» PROMPT
Transcribe the full listing exactly, and drop every picture.

─── RECORDS FOR THIS TASK

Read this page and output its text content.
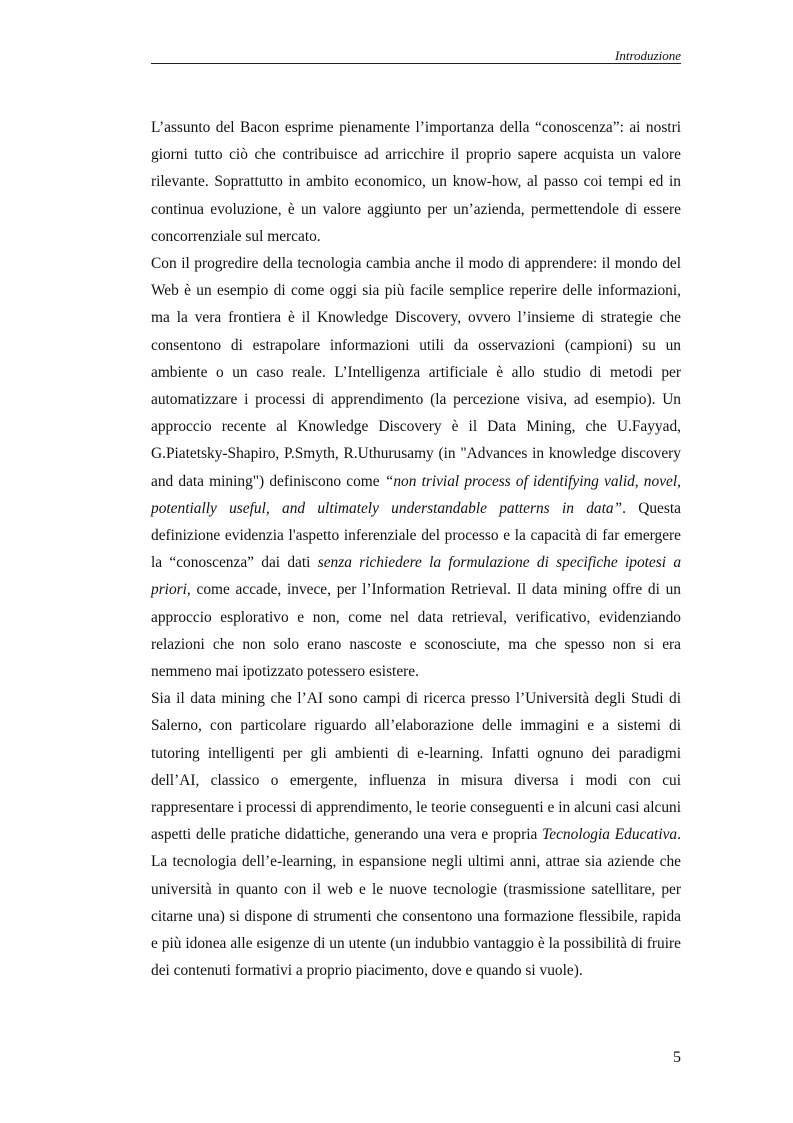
Introduzione

L’assunto del Bacon esprime pienamente l’importanza della “conoscenza”: ai nostri giorni tutto ciò che contribuisce ad arricchire il proprio sapere acquista un valore rilevante. Soprattutto in ambito economico, un know-how, al passo coi tempi ed in continua evoluzione, è un valore aggiunto per un’azienda, permettendole di essere concorrenziale sul mercato.

Con il progredire della tecnologia cambia anche il modo di apprendere: il mondo del Web è un esempio di come oggi sia più facile semplice reperire delle informazioni, ma la vera frontiera è il Knowledge Discovery, ovvero l’insieme di strategie che consentono di estrapolare informazioni utili da osservazioni (campioni) su un ambiente o un caso reale. L’Intelligenza artificiale è allo studio di metodi per automatizzare i processi di apprendimento (la percezione visiva, ad esempio). Un approccio recente al Knowledge Discovery è il Data Mining, che U.Fayyad, G.Piatetsky-Shapiro, P.Smyth, R.Uthurusamy (in "Advances in knowledge discovery and data mining") definiscono come “non trivial process of identifying valid, novel, potentially useful, and ultimately understandable patterns in data”. Questa definizione evidenzia l'aspetto inferenziale del processo e la capacità di far emergere la “conoscenza” dai dati senza richiedere la formulazione di specifiche ipotesi a priori, come accade, invece, per l’Information Retrieval. Il data mining offre di un approccio esplorativo e non, come nel data retrieval, verificativo, evidenziando relazioni che non solo erano nascoste e sconosciute, ma che spesso non si era nemmeno mai ipotizzato potessero esistere.

Sia il data mining che l’AI sono campi di ricerca presso l’Università degli Studi di Salerno, con particolare riguardo all’elaborazione delle immagini e a sistemi di tutoring intelligenti per gli ambienti di e-learning. Infatti ognuno dei paradigmi dell’AI, classico o emergente, influenza in misura diversa i modi con cui rappresentare i processi di apprendimento, le teorie conseguenti e in alcuni casi alcuni aspetti delle pratiche didattiche, generando una vera e propria Tecnologia Educativa. La tecnologia dell’e-learning, in espansione negli ultimi anni, attrae sia aziende che università in quanto con il web e le nuove tecnologie (trasmissione satellitare, per citarne una) si dispone di strumenti che consentono una formazione flessibile, rapida e più idonea alle esigenze di un utente (un indubbio vantaggio è la possibilità di fruire dei contenuti formativi a proprio piacimento, dove e quando si vuole).

5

──────

» RESULT OF THE EXERCISE
Read this page and output its text content.
Introduzione

L’assunto del Bacon esprime pienamente l’importanza della “conoscenza”: ai nostri giorni tutto ciò che contribuisce ad arricchire il proprio sapere acquista un valore rilevante. Soprattutto in ambito economico, un know-how, al passo coi tempi ed in continua evoluzione, è un valore aggiunto per un’azienda, permettendole di essere concorrenziale sul mercato.

Con il progredire della tecnologia cambia anche il modo di apprendere: il mondo del Web è un esempio di come oggi sia più facile semplice reperire delle informazioni, ma la vera frontiera è il Knowledge Discovery, ovvero l’insieme di strategie che consentono di estrapolare informazioni utili da osservazioni (campioni) su un ambiente o un caso reale. L’Intelligenza artificiale è allo studio di metodi per automatizzare i processi di apprendimento (la percezione visiva, ad esempio). Un approccio recente al Knowledge Discovery è il Data Mining, che U.Fayyad, G.Piatetsky-Shapiro, P.Smyth, R.Uthurusamy (in "Advances in knowledge discovery and data mining") definiscono come “non trivial process of identifying valid, novel, potentially useful, and ultimately understandable patterns in data”. Questa definizione evidenzia l'aspetto inferenziale del processo e la capacità di far emergere la “conoscenza” dai dati senza richiedere la formulazione di specifiche ipotesi a priori, come accade, invece, per l’Information Retrieval. Il data mining offre di un approccio esplorativo e non, come nel data retrieval, verificativo, evidenziando relazioni che non solo erano nascoste e sconosciute, ma che spesso non si era nemmeno mai ipotizzato potessero esistere.

Sia il data mining che l’AI sono campi di ricerca presso l’Università degli Studi di Salerno, con particolare riguardo all’elaborazione delle immagini e a sistemi di tutoring intelligenti per gli ambienti di e-learning. Infatti ognuno dei paradigmi dell’AI, classico o emergente, influenza in misura diversa i modi con cui rappresentare i processi di apprendimento, le teorie conseguenti e in alcuni casi alcuni aspetti delle pratiche didattiche, generando una vera e propria Tecnologia Educativa. La tecnologia dell’e-learning, in espansione negli ultimi anni, attrae sia aziende che università in quanto con il web e le nuove tecnologie (trasmissione satellitare, per citarne una) si dispone di strumenti che consentono una formazione flessibile, rapida e più idonea alle esigenze di un utente (un indubbio vantaggio è la possibilità di fruire dei contenuti formativi a proprio piacimento, dove e quando si vuole).

5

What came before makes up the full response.